▽

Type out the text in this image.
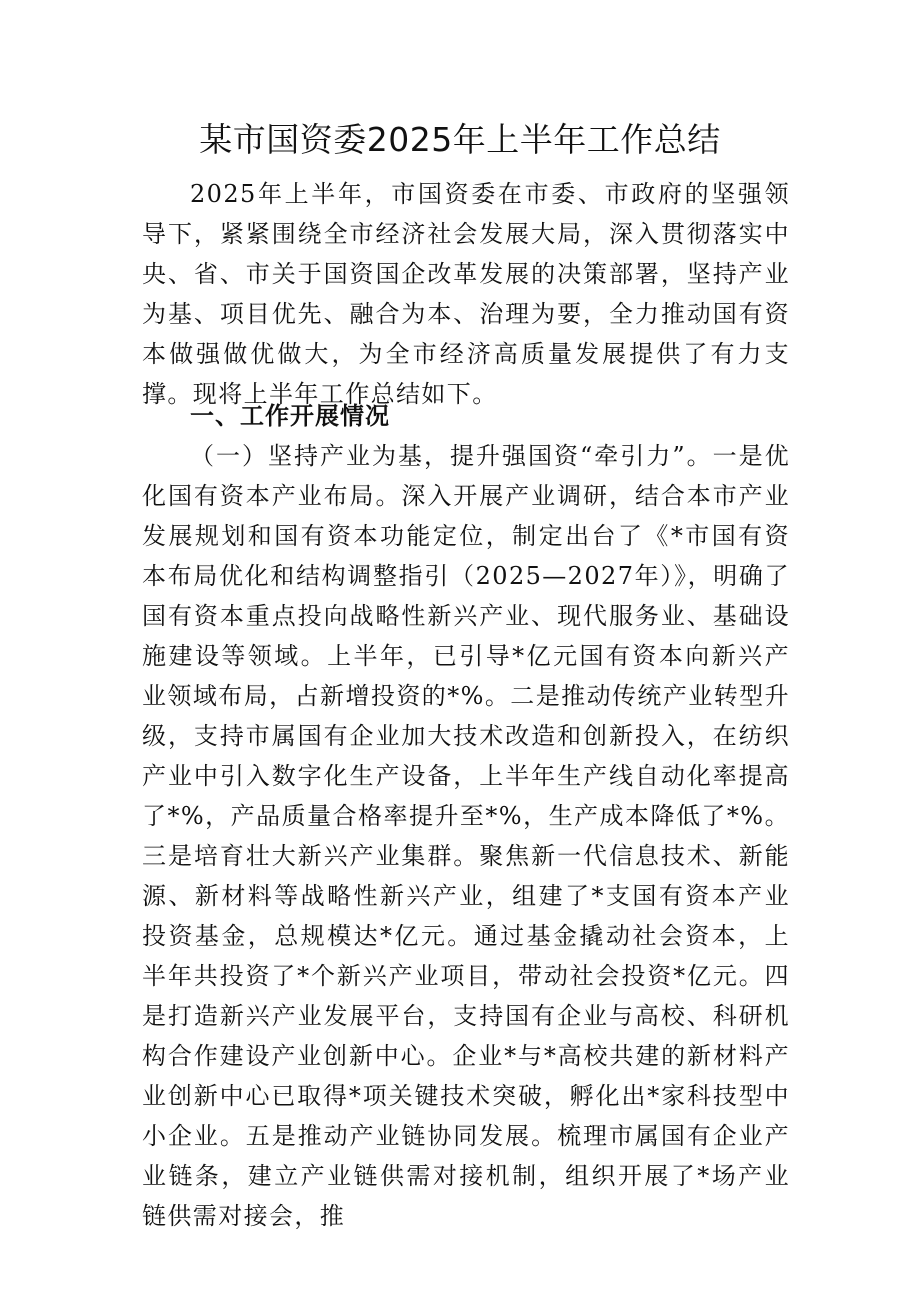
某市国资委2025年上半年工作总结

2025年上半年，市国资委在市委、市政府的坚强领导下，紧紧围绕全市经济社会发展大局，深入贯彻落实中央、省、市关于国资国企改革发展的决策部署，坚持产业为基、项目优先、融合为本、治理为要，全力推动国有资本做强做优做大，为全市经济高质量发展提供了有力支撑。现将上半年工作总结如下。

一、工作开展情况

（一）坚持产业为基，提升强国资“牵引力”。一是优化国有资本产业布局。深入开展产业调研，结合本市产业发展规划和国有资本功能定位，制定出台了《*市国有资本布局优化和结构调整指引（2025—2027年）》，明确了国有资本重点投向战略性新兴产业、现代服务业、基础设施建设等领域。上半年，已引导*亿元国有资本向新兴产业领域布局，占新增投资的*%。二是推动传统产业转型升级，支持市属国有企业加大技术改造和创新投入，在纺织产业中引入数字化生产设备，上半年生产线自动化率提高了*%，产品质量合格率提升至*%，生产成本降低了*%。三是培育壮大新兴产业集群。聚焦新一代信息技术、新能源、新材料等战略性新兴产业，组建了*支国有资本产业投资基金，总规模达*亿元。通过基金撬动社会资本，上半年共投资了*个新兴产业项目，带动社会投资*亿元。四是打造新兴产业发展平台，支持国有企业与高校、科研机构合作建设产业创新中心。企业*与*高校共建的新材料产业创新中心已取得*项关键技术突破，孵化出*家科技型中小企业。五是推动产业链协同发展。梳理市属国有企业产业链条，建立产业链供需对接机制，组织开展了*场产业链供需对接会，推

△
▽

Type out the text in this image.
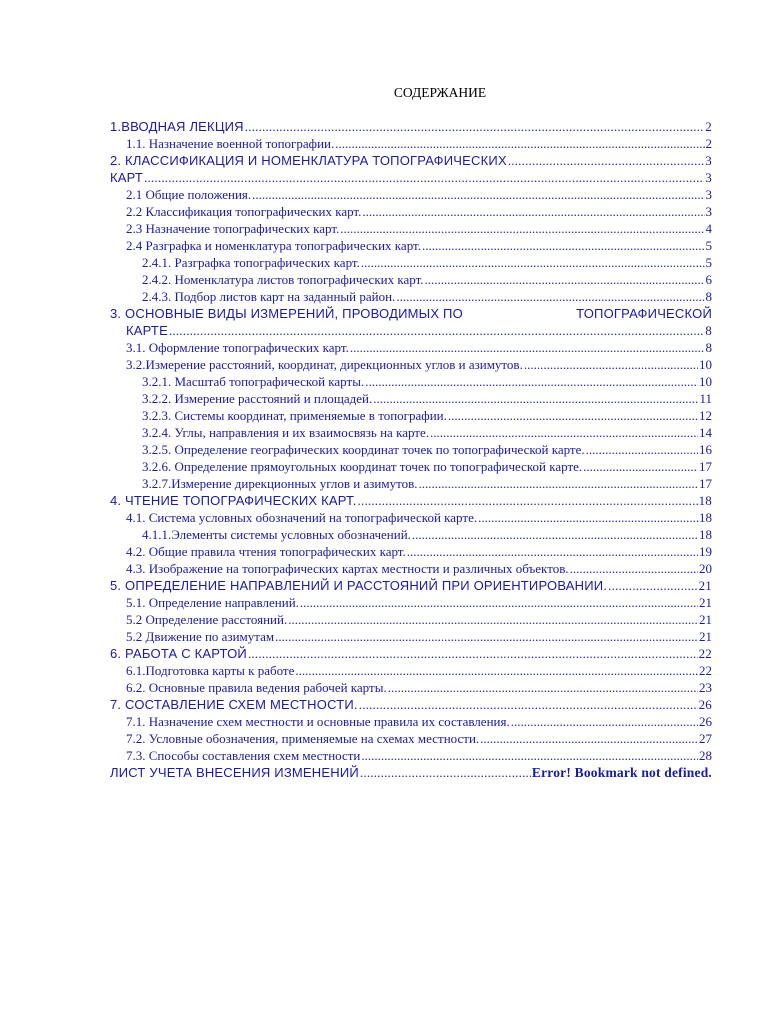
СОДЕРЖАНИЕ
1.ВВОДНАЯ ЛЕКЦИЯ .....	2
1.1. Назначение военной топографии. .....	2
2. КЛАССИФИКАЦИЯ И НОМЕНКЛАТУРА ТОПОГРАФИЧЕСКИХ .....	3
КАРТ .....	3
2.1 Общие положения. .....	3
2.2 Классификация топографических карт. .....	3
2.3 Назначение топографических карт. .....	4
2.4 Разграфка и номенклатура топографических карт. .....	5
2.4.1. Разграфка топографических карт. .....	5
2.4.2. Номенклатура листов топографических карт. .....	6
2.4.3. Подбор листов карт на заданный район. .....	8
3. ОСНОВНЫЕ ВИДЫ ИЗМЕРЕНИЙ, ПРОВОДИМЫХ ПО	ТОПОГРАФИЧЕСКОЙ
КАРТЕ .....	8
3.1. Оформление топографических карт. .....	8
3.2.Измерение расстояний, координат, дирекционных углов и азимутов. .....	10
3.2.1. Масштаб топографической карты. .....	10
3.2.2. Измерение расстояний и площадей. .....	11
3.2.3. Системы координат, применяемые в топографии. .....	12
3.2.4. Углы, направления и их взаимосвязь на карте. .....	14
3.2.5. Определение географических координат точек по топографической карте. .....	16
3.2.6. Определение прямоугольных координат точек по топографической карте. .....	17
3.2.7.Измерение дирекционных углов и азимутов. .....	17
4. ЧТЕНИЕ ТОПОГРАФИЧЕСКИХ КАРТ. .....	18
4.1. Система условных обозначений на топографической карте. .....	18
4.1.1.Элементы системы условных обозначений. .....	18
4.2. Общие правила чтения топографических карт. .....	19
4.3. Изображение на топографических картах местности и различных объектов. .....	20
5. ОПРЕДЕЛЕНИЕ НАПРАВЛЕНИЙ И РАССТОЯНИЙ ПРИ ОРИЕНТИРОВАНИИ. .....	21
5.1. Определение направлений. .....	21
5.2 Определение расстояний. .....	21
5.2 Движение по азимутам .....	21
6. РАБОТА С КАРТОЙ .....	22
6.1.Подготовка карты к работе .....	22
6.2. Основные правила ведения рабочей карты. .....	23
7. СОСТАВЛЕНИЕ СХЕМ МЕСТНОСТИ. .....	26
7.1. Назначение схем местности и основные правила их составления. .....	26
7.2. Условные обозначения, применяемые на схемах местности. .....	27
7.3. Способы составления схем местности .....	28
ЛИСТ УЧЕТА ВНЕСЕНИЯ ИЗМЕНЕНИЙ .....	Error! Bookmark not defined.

△

**Task goal**
Return every line of the preceding records in which the word "Измерение" appears.

**Result of this task**
3.2.Измерение расстояний, координат, дирекционных углов и азимутов. .....	10
3.2.2. Измерение расстояний и площадей. .....	11
3.2.7.Измерение дирекционных углов и азимутов. .....	17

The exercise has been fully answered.